(Excerpt from a dataset)
>>>

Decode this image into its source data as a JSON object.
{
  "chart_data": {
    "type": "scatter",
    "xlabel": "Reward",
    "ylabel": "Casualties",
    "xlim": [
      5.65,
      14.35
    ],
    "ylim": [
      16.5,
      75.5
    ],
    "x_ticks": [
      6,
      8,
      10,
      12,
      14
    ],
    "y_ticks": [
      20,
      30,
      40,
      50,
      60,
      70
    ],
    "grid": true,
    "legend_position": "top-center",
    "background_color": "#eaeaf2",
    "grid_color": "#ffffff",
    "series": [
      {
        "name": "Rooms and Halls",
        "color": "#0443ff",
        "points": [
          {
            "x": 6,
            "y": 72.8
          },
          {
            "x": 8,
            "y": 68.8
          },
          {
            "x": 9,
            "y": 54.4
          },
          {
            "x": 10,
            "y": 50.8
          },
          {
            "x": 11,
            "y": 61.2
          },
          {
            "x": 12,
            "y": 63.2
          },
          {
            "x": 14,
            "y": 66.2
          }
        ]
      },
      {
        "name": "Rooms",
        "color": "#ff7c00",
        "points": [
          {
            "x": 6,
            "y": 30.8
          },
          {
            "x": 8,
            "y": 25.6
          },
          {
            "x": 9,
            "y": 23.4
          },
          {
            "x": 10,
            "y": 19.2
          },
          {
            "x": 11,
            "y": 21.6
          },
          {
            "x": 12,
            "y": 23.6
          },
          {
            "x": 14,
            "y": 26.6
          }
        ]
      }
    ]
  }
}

<<<

Give back the data above exactly as it appears.

Answer in full:
Decode this image into its source data as a JSON object.
{
  "chart_data": {
    "type": "scatter",
    "xlabel": "Reward",
    "ylabel": "Casualties",
    "xlim": [
      5.65,
      14.35
    ],
    "ylim": [
      16.5,
      75.5
    ],
    "x_ticks": [
      6,
      8,
      10,
      12,
      14
    ],
    "y_ticks": [
      20,
      30,
      40,
      50,
      60,
      70
    ],
    "grid": true,
    "legend_position": "top-center",
    "background_color": "#eaeaf2",
    "grid_color": "#ffffff",
    "series": [
      {
        "name": "Rooms and Halls",
        "color": "#0443ff",
        "points": [
          {
            "x": 6,
            "y": 72.8
          },
          {
            "x": 8,
            "y": 68.8
          },
          {
            "x": 9,
            "y": 54.4
          },
          {
            "x": 10,
            "y": 50.8
          },
          {
            "x": 11,
            "y": 61.2
          },
          {
            "x": 12,
            "y": 63.2
          },
          {
            "x": 14,
            "y": 66.2
          }
        ]
      },
      {
        "name": "Rooms",
        "color": "#ff7c00",
        "points": [
          {
            "x": 6,
            "y": 30.8
          },
          {
            "x": 8,
            "y": 25.6
          },
          {
            "x": 9,
            "y": 23.4
          },
          {
            "x": 10,
            "y": 19.2
          },
          {
            "x": 11,
            "y": 21.6
          },
          {
            "x": 12,
            "y": 23.6
          },
          {
            "x": 14,
            "y": 26.6
          }
        ]
      }
    ]
  }
}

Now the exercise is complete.